La ricetta dello stufato di cinghiale secondo la tradizione

La carne di cinghiale è una carne ricca di proteine, abbastanza magra, saporita che ben si presta a preparazione di piatti che richiedono lunghe cotture, che la rendono più morbida, come arrosti, spezzatini o ragù.

E’ preferibile sottoporre questa carne a lunga marinatura per eliminarne il forte sapore “selvatico” tipico di questo animale.

Perfetta se preparata in umido, o alla cacciatora o al vino rosso.Si tratta di una pietanza molto sostanziosa che si accompagna perfettamente alla polenta, al purè o patate al forno.

La ricetta dello stufato di cinghiale secondo la tradizione, tipico piatto invernale, richiede i seguenti ingredienti: 1 kg di cinghiale, preferibilmente la coscia, 3 bicchieri di vino rosso, 1/2 litro di aceto di vino rosso, 100 gr di cipolla, 100 gr di pancetta, qualche foglia di salvia, qualche rametto di rosmarino, 1 costa di sedano, 2 bacche di ginepro, olio extra vergine di oliva, mezzo bicchiere di brodo vegetale per allungare la cottura, 3 cucchiai di salsa di pomodoro.

Per la preparazione: lavate bene il cinghiale tagliato a pezzi e mettetelo a macerare per una notte in una ciotola con 1 bicchiere di acqua fredda, 2 di vino rosso e 1 e mezzo di aceto, più un mazzo di aromi quali salvia, rosmarino e sedano.  Questo procedimento renderà la carne più morbida.

*CONSEGNA*:
Estrai il testo qui sopra sullo stufato di cinghiale e riscrivilo per intero, parola per parola, senza alcuna modifica.

*DATI FORNITI*:
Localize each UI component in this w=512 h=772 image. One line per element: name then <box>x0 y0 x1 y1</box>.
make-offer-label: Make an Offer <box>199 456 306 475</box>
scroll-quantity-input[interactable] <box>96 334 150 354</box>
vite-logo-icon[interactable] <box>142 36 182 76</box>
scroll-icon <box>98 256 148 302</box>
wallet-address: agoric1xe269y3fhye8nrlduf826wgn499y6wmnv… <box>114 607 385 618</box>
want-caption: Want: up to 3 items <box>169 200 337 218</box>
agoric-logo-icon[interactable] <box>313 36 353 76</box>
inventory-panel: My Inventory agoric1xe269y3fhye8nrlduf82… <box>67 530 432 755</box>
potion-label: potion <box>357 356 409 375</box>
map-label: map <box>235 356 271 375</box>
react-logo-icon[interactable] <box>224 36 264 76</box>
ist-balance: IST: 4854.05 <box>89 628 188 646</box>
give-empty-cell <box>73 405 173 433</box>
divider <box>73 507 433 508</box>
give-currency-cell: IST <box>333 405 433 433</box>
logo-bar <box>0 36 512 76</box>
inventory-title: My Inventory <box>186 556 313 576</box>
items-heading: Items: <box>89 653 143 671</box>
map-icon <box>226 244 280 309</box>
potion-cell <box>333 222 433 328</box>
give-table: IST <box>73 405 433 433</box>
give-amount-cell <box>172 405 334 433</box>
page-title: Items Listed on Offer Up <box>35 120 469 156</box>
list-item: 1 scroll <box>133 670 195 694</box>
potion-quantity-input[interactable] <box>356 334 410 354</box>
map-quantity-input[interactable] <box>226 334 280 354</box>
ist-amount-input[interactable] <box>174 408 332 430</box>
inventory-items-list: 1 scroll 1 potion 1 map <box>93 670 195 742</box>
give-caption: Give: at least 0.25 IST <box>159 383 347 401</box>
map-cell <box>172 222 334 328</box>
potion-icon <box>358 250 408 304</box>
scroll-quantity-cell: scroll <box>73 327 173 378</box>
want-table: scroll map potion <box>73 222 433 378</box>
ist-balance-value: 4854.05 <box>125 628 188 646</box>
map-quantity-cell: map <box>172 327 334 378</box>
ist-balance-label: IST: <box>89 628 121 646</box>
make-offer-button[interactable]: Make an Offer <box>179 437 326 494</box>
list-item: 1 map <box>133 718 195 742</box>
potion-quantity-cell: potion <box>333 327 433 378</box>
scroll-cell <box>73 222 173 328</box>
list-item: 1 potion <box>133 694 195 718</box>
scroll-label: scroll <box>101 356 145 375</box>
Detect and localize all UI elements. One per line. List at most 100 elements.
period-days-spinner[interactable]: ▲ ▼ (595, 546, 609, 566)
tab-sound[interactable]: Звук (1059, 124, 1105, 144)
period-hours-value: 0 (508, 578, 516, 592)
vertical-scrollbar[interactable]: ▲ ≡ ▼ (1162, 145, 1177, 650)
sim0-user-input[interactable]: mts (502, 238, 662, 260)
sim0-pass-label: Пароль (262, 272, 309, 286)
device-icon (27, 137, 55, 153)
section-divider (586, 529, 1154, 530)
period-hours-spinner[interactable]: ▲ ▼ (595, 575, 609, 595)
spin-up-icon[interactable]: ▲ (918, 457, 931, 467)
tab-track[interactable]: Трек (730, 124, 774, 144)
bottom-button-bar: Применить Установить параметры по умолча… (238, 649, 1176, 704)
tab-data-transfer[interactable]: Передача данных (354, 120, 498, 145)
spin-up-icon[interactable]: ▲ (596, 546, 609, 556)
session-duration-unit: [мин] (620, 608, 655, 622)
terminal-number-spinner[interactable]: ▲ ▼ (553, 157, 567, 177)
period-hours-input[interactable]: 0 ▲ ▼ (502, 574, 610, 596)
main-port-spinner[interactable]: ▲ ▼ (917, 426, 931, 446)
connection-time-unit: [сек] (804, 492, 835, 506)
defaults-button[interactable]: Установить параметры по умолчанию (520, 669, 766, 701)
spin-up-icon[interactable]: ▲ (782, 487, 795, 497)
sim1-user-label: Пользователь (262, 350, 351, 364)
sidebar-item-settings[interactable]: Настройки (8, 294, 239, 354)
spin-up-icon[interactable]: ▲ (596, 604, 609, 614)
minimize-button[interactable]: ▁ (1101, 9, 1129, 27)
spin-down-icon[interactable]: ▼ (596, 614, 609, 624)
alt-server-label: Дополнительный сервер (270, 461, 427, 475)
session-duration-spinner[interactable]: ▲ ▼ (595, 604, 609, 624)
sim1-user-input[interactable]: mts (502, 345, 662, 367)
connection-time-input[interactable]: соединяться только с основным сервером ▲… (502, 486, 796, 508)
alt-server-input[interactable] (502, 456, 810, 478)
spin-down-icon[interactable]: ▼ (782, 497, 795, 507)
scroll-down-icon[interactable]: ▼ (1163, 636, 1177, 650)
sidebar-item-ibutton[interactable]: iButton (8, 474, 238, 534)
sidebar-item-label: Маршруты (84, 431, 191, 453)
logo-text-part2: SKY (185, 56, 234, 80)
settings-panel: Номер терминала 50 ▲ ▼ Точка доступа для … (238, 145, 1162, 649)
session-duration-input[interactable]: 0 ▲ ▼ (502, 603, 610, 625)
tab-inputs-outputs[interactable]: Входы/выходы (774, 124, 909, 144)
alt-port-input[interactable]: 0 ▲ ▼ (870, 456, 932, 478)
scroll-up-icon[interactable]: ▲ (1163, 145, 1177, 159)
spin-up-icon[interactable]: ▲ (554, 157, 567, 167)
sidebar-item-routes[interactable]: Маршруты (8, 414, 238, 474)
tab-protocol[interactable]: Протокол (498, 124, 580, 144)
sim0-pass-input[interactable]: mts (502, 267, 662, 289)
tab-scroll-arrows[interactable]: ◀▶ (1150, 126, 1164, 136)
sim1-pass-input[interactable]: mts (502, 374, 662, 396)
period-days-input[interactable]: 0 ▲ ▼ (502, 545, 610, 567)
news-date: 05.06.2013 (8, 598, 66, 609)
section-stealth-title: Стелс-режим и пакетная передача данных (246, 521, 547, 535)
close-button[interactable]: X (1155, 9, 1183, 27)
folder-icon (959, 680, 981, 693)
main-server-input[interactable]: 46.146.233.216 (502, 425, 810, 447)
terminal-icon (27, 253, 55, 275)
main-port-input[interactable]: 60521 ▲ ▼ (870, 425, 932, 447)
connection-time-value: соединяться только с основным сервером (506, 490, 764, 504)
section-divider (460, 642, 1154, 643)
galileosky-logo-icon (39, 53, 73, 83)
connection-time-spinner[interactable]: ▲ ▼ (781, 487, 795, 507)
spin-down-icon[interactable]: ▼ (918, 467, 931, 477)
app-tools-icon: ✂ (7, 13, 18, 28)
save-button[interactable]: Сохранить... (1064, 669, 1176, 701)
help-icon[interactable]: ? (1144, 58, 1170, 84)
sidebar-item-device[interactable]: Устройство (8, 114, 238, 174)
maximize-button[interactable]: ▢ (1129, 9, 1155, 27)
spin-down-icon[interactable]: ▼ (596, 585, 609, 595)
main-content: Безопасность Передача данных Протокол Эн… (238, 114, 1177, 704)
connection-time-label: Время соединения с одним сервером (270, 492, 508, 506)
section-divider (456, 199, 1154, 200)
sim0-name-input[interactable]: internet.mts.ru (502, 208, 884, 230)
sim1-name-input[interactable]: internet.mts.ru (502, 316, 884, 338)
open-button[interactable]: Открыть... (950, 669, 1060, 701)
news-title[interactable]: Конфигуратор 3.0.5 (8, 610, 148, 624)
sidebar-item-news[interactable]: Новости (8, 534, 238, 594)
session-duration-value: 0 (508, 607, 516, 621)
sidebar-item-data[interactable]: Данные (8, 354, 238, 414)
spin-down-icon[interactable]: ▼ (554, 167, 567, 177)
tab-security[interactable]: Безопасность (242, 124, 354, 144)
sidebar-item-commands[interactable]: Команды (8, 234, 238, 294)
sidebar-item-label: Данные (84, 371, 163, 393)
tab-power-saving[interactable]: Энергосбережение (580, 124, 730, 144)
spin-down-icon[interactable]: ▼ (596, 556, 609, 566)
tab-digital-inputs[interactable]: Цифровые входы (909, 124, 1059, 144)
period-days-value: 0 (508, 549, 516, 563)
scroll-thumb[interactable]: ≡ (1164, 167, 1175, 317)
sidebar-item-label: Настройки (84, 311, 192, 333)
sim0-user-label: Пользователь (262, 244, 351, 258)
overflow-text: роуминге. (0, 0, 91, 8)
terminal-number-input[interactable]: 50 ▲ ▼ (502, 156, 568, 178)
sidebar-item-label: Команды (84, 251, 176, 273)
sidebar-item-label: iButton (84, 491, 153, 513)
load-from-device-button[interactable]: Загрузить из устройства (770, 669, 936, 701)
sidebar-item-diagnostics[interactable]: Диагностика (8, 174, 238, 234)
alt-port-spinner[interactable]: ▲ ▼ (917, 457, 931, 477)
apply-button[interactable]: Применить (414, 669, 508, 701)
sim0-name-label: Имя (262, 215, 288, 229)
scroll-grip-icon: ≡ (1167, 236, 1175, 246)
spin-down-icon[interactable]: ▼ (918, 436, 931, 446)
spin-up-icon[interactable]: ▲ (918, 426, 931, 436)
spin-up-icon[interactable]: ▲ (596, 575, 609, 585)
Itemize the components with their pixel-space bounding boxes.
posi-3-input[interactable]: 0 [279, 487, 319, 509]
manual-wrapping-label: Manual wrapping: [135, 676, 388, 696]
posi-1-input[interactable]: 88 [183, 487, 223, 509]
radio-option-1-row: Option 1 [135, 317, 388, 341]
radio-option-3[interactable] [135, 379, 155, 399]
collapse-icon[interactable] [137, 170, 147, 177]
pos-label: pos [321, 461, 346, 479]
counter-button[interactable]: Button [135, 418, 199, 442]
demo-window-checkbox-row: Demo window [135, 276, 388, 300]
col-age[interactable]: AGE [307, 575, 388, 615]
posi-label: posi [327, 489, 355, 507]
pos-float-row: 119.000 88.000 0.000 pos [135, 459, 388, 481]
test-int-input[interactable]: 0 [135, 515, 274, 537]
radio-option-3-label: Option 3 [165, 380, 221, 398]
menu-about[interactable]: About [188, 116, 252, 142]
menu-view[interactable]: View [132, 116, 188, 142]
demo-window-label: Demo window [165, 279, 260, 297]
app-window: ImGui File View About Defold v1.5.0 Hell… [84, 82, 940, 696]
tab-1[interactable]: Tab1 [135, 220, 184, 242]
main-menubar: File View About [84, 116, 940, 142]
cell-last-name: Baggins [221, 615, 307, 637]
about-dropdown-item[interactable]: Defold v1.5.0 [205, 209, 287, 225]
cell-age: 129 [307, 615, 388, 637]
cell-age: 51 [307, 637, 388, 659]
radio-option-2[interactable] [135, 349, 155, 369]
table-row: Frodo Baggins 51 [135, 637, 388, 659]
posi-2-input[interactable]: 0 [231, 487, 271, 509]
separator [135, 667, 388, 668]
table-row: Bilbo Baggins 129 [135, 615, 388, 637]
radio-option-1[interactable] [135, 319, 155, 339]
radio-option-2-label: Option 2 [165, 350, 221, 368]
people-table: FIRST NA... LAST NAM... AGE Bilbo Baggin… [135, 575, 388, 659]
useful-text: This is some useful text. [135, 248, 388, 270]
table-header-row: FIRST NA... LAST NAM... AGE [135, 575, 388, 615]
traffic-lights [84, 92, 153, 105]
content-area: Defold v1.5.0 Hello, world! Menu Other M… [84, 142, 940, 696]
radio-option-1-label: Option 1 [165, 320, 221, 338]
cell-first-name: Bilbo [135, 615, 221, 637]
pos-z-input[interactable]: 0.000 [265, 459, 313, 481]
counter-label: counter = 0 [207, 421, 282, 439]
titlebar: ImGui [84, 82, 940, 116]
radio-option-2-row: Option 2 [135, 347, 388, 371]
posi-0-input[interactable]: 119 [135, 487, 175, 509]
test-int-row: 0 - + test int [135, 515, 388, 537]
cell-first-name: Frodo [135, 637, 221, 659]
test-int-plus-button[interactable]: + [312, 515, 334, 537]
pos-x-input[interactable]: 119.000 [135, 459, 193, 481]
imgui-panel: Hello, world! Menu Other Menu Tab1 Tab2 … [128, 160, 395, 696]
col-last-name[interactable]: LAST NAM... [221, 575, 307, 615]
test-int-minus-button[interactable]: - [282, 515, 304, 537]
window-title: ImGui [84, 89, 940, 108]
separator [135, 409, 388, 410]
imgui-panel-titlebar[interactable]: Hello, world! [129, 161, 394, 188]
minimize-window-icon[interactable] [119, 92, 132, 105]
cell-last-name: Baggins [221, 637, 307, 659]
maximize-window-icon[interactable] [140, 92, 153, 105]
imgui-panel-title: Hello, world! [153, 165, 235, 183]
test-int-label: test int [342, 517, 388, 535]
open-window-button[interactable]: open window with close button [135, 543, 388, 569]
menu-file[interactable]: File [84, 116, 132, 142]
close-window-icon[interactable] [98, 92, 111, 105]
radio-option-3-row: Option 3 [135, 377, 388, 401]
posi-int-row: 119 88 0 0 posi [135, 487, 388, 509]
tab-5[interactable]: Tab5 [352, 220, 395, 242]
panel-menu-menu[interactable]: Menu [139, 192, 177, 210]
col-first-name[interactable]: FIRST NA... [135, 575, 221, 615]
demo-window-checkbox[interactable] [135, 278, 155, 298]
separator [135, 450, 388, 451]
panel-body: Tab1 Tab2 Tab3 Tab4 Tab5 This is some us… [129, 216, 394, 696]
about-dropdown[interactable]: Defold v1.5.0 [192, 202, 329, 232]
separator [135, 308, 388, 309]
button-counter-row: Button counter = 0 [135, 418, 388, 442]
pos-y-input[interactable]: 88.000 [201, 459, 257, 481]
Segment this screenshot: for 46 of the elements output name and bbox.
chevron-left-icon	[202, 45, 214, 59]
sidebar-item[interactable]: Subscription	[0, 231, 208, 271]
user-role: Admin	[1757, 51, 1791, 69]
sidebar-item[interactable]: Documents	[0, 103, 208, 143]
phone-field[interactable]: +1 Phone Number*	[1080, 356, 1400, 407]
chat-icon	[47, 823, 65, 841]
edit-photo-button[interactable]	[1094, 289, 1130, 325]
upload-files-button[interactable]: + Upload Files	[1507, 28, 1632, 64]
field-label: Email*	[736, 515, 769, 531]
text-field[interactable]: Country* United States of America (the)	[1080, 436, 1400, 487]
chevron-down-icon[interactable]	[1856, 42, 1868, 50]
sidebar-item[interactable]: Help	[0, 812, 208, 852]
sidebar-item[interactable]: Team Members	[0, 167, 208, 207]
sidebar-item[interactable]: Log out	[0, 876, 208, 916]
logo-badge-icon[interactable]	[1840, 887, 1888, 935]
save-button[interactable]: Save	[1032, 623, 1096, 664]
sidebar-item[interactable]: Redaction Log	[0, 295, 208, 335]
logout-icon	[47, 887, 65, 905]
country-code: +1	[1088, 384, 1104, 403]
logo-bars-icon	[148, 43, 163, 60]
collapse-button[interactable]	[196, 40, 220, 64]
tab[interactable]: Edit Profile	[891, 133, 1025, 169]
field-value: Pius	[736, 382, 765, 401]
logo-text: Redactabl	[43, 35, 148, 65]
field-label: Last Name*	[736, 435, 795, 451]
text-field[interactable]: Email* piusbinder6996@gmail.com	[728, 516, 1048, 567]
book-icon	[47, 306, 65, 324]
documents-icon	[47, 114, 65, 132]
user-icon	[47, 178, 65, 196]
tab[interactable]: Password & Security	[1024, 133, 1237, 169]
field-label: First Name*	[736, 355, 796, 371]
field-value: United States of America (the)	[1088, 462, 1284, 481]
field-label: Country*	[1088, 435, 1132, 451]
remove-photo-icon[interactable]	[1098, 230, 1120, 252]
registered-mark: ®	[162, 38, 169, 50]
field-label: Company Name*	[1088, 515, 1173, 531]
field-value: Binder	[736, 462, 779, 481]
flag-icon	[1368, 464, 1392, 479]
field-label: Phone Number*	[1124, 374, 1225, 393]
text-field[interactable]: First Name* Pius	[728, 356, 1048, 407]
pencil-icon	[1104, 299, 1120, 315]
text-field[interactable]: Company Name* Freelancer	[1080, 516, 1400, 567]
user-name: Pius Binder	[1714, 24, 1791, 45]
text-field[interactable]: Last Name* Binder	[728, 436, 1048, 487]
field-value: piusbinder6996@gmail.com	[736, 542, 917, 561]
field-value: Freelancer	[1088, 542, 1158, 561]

*SOLUZIONE*:
La ricetta dello stufato di cinghiale secondo la tradizione

La carne di cinghiale è una carne ricca di proteine, abbastanza magra, saporita che ben si presta a preparazione di piatti che richiedono lunghe cotture, che la rendono più morbida, come arrosti, spezzatini o ragù.

E’ preferibile sottoporre questa carne a lunga marinatura per eliminarne il forte sapore “selvatico” tipico di questo animale.

Perfetta se preparata in umido, o alla cacciatora o al vino rosso.Si tratta di una pietanza molto sostanziosa che si accompagna perfettamente alla polenta, al purè o patate al forno.

La ricetta dello stufato di cinghiale secondo la tradizione, tipico piatto invernale, richiede i seguenti ingredienti: 1 kg di cinghiale, preferibilmente la coscia, 3 bicchieri di vino rosso, 1/2 litro di aceto di vino rosso, 100 gr di cipolla, 100 gr di pancetta, qualche foglia di salvia, qualche rametto di rosmarino, 1 costa di sedano, 2 bacche di ginepro, olio extra vergine di oliva, mezzo bicchiere di brodo vegetale per allungare la cottura, 3 cucchiai di salsa di pomodoro.

Per la preparazione: lavate bene il cinghiale tagliato a pezzi e mettetelo a macerare per una notte in una ciotola con 1 bicchiere di acqua fredda, 2 di vino rosso e 1 e mezzo di aceto, più un mazzo di aromi quali salvia, rosmarino e sedano.  Questo procedimento renderà la carne più morbida.